Exercise: From the entries below, copy every line where the string "title" appears.

:::

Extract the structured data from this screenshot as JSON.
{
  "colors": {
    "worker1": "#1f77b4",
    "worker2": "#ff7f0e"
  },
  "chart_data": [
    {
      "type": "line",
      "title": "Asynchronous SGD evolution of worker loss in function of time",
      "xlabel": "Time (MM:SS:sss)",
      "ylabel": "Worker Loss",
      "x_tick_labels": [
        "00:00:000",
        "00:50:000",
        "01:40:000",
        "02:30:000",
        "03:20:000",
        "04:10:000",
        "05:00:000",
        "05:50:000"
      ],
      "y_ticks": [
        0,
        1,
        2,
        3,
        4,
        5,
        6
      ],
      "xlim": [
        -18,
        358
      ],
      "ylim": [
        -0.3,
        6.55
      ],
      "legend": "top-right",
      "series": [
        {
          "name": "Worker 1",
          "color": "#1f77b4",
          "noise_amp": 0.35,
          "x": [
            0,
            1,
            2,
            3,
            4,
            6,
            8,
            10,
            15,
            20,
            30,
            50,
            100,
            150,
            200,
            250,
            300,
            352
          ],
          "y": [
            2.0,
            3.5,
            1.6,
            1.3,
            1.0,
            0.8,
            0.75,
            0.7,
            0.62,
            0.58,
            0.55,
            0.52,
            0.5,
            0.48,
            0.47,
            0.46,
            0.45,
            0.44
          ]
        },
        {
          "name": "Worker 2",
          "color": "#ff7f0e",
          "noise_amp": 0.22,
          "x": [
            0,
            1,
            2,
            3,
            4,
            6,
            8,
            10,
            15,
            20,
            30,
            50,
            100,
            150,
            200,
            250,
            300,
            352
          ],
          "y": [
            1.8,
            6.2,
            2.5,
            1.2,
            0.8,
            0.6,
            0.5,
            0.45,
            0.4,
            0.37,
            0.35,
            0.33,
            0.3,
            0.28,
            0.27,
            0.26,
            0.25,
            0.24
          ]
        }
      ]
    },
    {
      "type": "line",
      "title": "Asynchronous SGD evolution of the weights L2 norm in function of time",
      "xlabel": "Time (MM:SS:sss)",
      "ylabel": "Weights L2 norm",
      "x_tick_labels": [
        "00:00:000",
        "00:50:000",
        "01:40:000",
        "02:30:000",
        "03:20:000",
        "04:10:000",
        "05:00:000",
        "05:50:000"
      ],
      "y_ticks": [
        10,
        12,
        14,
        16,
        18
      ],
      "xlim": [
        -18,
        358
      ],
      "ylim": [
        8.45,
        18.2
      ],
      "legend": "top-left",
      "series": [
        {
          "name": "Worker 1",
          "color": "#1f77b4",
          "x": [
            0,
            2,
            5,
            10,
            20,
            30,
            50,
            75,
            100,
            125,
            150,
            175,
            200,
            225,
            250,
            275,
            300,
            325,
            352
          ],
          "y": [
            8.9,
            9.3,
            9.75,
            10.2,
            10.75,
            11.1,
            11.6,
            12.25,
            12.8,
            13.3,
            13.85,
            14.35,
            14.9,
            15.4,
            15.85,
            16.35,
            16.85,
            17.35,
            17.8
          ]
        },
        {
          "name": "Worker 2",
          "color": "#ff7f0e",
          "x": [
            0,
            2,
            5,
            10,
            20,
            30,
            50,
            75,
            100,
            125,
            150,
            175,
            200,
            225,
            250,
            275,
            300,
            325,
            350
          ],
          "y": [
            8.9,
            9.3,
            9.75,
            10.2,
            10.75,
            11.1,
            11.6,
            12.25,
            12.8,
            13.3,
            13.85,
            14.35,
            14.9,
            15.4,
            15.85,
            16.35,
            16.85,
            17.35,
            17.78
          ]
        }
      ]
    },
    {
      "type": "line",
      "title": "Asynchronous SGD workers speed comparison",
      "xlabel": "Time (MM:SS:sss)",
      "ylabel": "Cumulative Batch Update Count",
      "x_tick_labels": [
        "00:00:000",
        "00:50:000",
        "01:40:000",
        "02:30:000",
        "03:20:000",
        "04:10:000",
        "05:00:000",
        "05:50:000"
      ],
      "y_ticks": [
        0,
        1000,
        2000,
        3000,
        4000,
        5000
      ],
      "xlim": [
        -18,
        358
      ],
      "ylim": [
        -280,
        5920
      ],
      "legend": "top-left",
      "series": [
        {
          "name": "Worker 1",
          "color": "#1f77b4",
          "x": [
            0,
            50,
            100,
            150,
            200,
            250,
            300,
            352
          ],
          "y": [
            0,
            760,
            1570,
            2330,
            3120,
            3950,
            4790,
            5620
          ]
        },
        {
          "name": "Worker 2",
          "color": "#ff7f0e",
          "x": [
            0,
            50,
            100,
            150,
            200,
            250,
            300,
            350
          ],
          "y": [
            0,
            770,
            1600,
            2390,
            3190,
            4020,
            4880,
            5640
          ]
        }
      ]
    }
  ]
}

:::

Final answer:
      "title": "Asynchronous SGD evolution of worker loss in function of time",
      "title": "Asynchronous SGD evolution of the weights L2 norm in function of time",
      "title": "Asynchronous SGD workers speed comparison",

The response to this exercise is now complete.